### Problem statement:
Output each entry below as it stands, leaving out every picture.

Items from a figure collection
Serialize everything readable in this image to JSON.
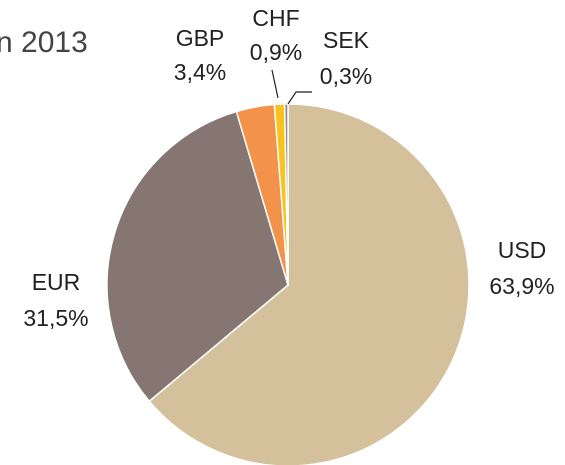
{
  "chart_data": {
    "type": "pie",
    "title": "n 2013",
    "categories": [
      "USD",
      "EUR",
      "GBP",
      "CHF",
      "SEK"
    ],
    "values": [
      63.9,
      31.5,
      3.4,
      0.9,
      0.3
    ],
    "value_labels": [
      "63,9%",
      "31,5%",
      "3,4%",
      "0,9%",
      "0,3%"
    ],
    "colors": [
      "#d4c09b",
      "#857672",
      "#f2924b",
      "#f7c31c",
      "#8c8c8c"
    ]
  }
}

### Response to this task:
Serialize everything readable in this image to JSON.
{
  "chart_data": {
    "type": "pie",
    "title": "n 2013",
    "categories": [
      "USD",
      "EUR",
      "GBP",
      "CHF",
      "SEK"
    ],
    "values": [
      63.9,
      31.5,
      3.4,
      0.9,
      0.3
    ],
    "value_labels": [
      "63,9%",
      "31,5%",
      "3,4%",
      "0,9%",
      "0,3%"
    ],
    "colors": [
      "#d4c09b",
      "#857672",
      "#f2924b",
      "#f7c31c",
      "#8c8c8c"
    ]
  }
}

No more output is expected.